◆ **BLOCO DE TEXTO**:
Quarta, 01 de Mai de 2024
Follow Us

Quinta, 21 Mai 2015 18:57

A religião é que está “a bater” – Reginaldo Silva

Em Angola o normal até certa altura, depois abertura do país ao multipartidarismo, foi passar-se do 8 para o 80, mas nesta altura já se está a verificar uma tendência inversa que, no limite, poderá chegar a apenas a uma ou duas unidades por cada ” fileira de equipamentos postos a concurso público”.

A tendência agora já é do 80 para o 8, numa movimentação que conheceu nos últimos dias mais uns desenvolvimentos restritivos que chamaram a atenção deste “observatório meteorológico” e fazem sequência ao “caso Kalupeteka”, numa altura em que a palavra de ordem é claramente a caça às seitas, depois de tudo quanto de violento e sangrento aconteceu no passado dia 16 de Abril no Monte do Sumi, na Cáala, província do Huambo.

◆ **EXERCÍCIOS**:
[A] Responda com base no texto sobre a religião em Angola:
(i) Segundo o texto, a abertura do país a quê marcou a passagem "do 8 para o 80"?
(ii) Em que data aconteceram os acontecimentos violentos no Monte do Sumi?
(iii) Qual é, segundo o texto, a palavra de ordem nesta altura?
[B] Copie palavra por palavra o trecho do texto sobre a religião em Angola, começando nas palavras "Quinta, 21 Mai" e parando depois de "província do Huambo.".

◆ **INFORMAÇÃO FORNECIDA**:
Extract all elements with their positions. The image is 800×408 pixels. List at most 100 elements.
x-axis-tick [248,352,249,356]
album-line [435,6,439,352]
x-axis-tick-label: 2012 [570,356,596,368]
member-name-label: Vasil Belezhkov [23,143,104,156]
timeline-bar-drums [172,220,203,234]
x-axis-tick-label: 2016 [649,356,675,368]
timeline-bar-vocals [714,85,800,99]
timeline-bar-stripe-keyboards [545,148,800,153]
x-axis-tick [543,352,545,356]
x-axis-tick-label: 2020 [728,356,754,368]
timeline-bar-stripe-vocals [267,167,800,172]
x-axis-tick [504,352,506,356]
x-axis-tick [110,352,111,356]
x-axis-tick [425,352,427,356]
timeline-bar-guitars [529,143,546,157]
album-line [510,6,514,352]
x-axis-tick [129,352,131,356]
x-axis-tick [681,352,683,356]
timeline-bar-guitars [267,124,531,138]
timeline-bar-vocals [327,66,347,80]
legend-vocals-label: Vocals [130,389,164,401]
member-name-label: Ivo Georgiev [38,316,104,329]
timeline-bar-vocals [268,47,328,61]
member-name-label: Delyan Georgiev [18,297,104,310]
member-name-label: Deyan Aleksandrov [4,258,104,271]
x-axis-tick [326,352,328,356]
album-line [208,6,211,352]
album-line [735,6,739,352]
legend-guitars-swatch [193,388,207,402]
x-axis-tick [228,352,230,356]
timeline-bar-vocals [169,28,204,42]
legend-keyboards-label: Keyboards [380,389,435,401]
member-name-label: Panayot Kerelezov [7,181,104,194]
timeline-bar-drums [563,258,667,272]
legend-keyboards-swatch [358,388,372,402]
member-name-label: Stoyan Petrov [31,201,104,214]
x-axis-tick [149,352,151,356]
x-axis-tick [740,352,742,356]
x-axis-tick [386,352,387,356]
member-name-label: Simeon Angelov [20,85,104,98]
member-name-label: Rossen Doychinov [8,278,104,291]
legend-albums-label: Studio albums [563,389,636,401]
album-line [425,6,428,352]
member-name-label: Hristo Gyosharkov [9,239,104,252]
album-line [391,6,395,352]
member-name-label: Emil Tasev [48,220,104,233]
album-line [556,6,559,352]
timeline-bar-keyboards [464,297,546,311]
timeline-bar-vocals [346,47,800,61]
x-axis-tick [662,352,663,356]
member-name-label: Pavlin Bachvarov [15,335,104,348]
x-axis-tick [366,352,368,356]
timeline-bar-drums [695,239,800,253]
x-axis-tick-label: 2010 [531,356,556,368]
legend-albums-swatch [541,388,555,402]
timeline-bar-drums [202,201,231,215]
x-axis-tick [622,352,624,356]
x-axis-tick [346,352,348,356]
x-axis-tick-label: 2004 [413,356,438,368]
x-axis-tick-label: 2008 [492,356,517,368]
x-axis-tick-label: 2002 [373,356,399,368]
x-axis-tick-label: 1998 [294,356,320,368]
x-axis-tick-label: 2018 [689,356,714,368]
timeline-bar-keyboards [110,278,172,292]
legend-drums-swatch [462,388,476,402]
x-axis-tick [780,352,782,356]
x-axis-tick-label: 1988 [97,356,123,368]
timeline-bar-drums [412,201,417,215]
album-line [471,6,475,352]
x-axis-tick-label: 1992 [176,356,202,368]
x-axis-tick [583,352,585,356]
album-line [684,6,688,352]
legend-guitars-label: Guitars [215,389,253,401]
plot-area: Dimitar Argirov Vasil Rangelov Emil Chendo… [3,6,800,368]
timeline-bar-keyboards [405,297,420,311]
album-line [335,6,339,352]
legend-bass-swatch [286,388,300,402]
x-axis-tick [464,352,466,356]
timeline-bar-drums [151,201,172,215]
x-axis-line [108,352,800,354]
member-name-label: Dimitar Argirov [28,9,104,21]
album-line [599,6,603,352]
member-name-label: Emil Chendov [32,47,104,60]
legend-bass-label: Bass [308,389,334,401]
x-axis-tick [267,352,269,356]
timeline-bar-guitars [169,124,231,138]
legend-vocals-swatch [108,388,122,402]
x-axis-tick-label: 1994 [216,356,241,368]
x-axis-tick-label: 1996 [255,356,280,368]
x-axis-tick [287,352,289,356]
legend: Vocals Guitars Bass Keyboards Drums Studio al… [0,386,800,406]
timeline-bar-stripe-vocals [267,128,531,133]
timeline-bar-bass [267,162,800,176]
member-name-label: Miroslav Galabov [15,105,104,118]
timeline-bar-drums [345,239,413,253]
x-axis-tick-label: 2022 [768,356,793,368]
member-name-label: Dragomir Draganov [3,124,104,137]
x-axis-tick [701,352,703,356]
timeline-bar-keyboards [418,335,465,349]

◆ **SOLUÇÕES**:
[A]
(i) Ao multipartidarismo.
(ii) No dia 16 de Abril.
(iii) A caça às seitas.

[B]
Quinta, 21 Mai 2015 18:57

A religião é que está “a bater” – Reginaldo Silva

Em Angola o normal até certa altura, depois abertura do país ao multipartidarismo, foi passar-se do 8 para o 80, mas nesta altura já se está a verificar uma tendência inversa que, no limite, poderá chegar a apenas a uma ou duas unidades por cada ” fileira de equipamentos postos a concurso público”.

A tendência agora já é do 80 para o 8, numa movimentação que conheceu nos últimos dias mais uns desenvolvimentos restritivos que chamaram a atenção deste “observatório meteorológico” e fazem sequência ao “caso Kalupeteka”, numa altura em que a palavra de ordem é claramente a caça às seitas, depois de tudo quanto de violento e sangrento aconteceu no passado dia 16 de Abril no Monte do Sumi, na Cáala, província do Huambo.